The records that follow are to be transcribed in full, without their images.

Data listing
+--

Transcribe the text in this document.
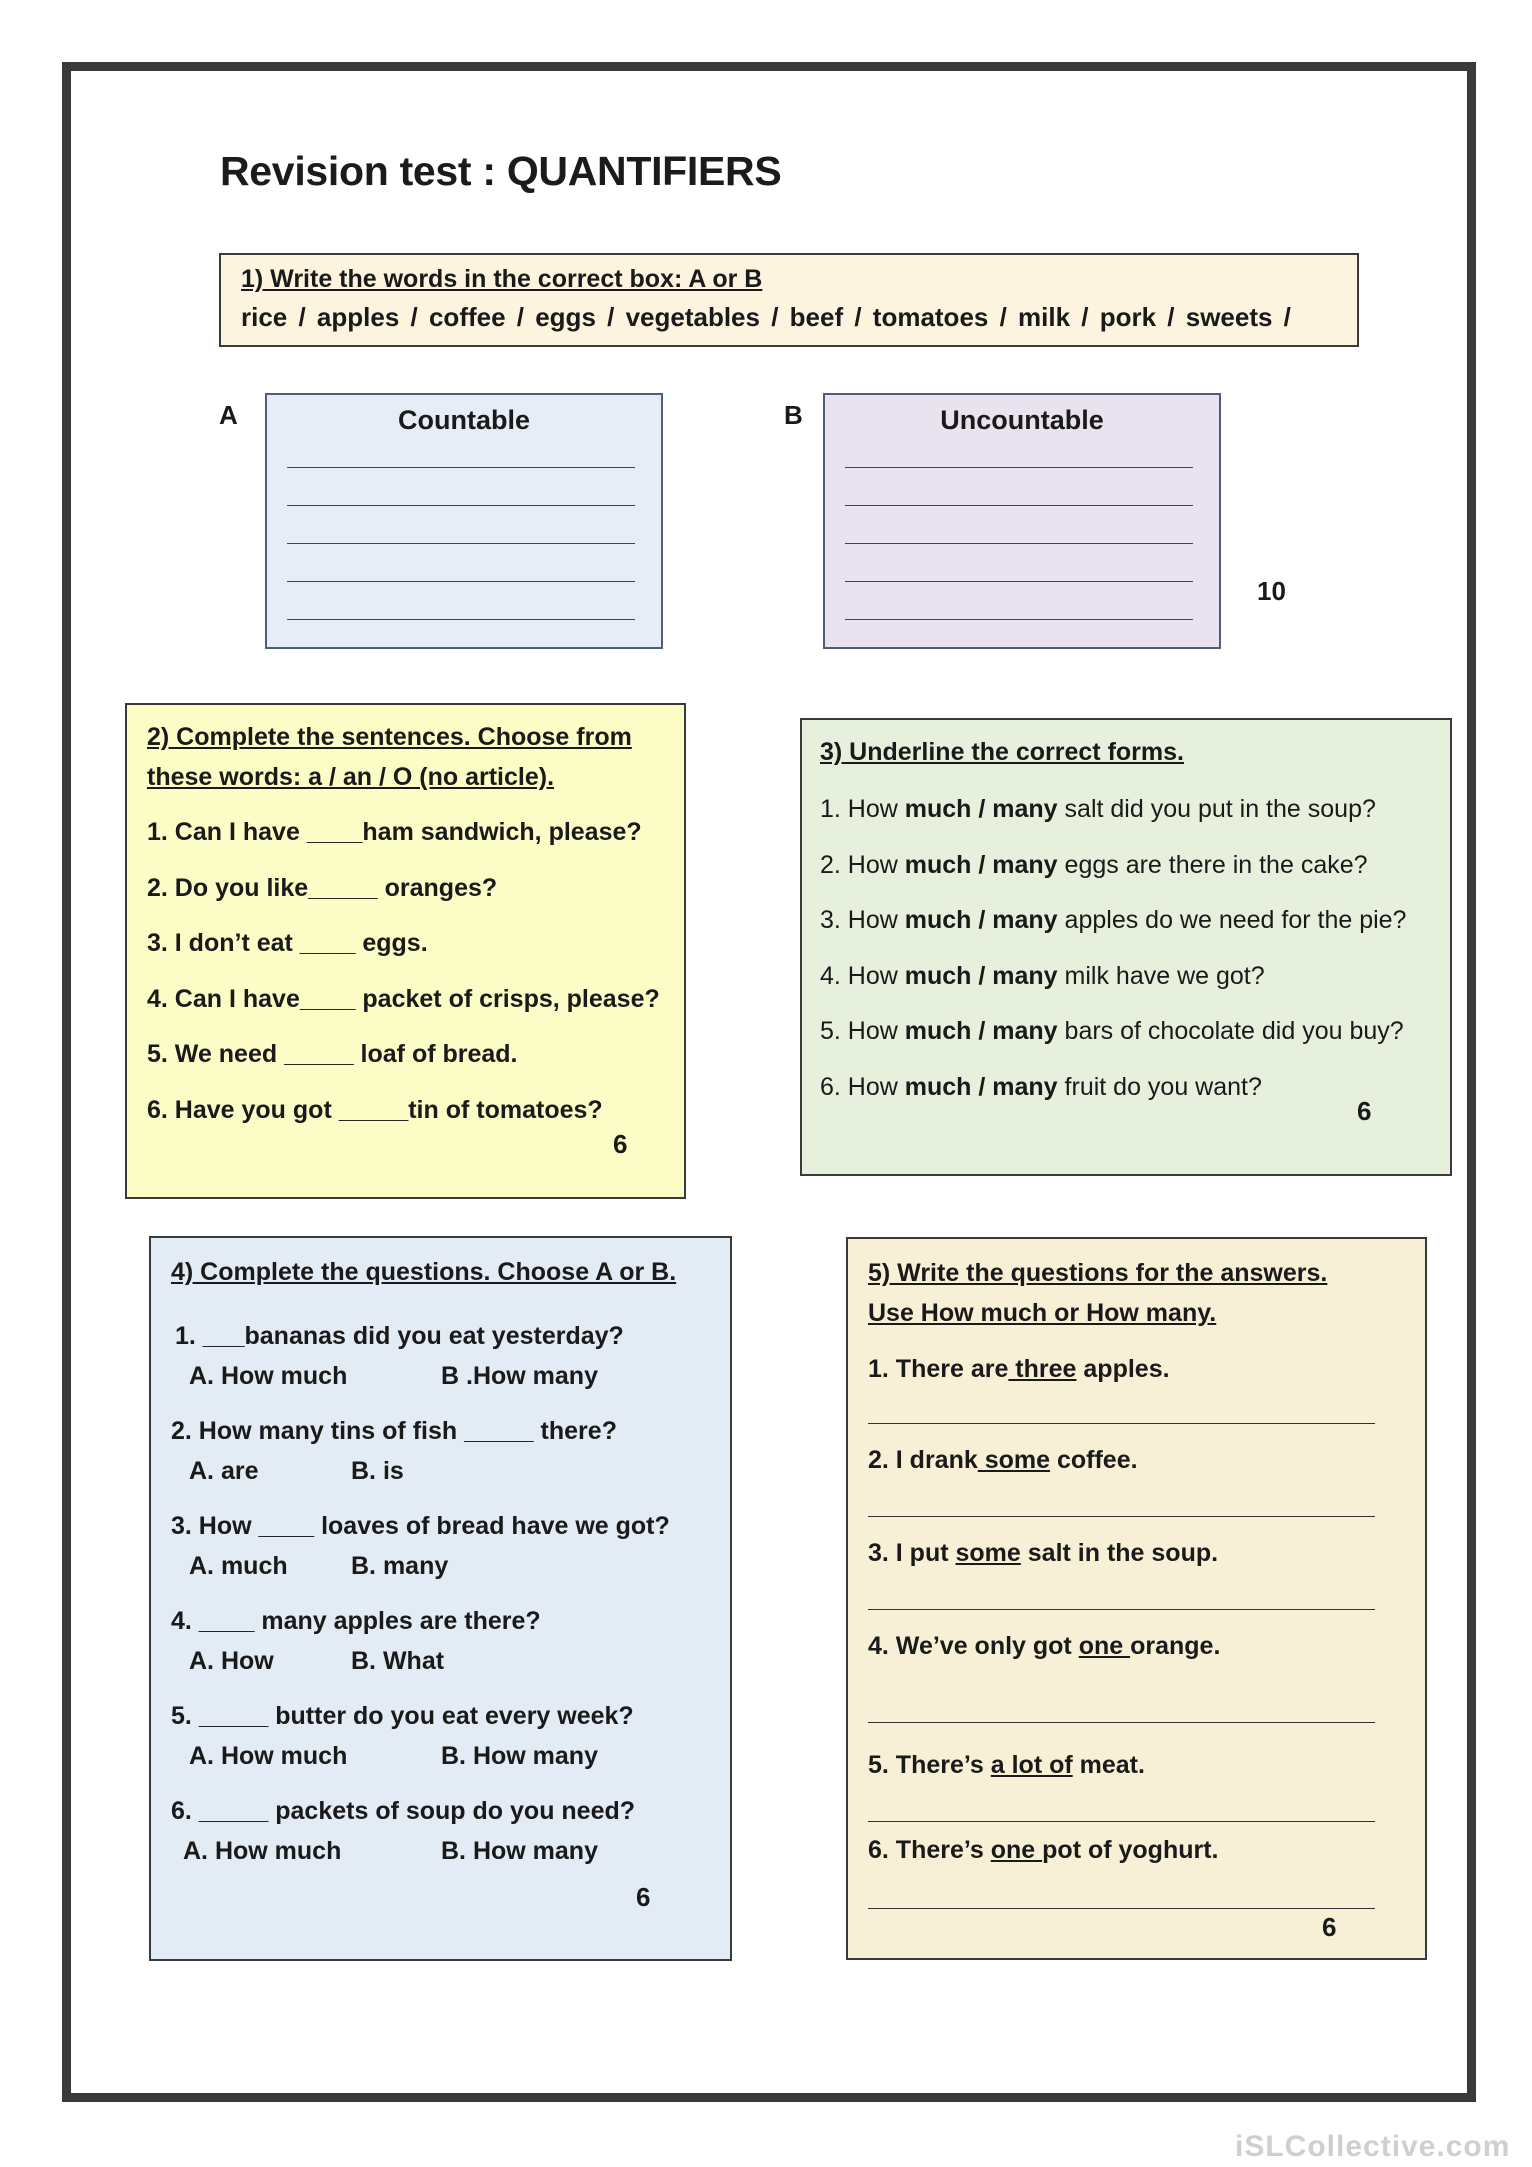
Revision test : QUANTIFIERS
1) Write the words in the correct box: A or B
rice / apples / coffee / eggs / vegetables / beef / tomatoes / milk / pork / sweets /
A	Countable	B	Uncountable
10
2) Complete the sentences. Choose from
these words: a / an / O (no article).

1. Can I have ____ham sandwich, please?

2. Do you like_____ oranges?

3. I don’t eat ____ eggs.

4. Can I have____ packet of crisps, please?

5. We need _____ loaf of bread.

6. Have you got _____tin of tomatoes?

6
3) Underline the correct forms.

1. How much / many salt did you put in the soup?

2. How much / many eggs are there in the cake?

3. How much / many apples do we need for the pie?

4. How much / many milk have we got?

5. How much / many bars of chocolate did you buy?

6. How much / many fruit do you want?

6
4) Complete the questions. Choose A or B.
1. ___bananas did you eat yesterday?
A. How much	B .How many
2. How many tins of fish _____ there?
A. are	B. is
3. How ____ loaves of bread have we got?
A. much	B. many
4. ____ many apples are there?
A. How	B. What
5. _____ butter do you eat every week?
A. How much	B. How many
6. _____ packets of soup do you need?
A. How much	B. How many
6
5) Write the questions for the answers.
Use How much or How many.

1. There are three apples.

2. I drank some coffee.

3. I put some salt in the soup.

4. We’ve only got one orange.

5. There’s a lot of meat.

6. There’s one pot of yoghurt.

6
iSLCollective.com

+--

- SOLUTION FOR THIS PROBLEM:
Transcribe the text in this document.
Revision test : QUANTIFIERS
1) Write the words in the correct box: A or B
rice / apples / coffee / eggs / vegetables / beef / tomatoes / milk / pork / sweets /
A	Countable	B	Uncountable
10
2) Complete the sentences. Choose from
these words: a / an / O (no article).

1. Can I have ____ham sandwich, please?

2. Do you like_____ oranges?

3. I don’t eat ____ eggs.

4. Can I have____ packet of crisps, please?

5. We need _____ loaf of bread.

6. Have you got _____tin of tomatoes?

6
3) Underline the correct forms.

1. How much / many salt did you put in the soup?

2. How much / many eggs are there in the cake?

3. How much / many apples do we need for the pie?

4. How much / many milk have we got?

5. How much / many bars of chocolate did you buy?

6. How much / many fruit do you want?

6
4) Complete the questions. Choose A or B.
1. ___bananas did you eat yesterday?
A. How much	B .How many
2. How many tins of fish _____ there?
A. are	B. is
3. How ____ loaves of bread have we got?
A. much	B. many
4. ____ many apples are there?
A. How	B. What
5. _____ butter do you eat every week?
A. How much	B. How many
6. _____ packets of soup do you need?
A. How much	B. How many
6
5) Write the questions for the answers.
Use How much or How many.

1. There are three apples.

2. I drank some coffee.

3. I put some salt in the soup.

4. We’ve only got one orange.

5. There’s a lot of meat.

6. There’s one pot of yoghurt.

6
iSLCollective.com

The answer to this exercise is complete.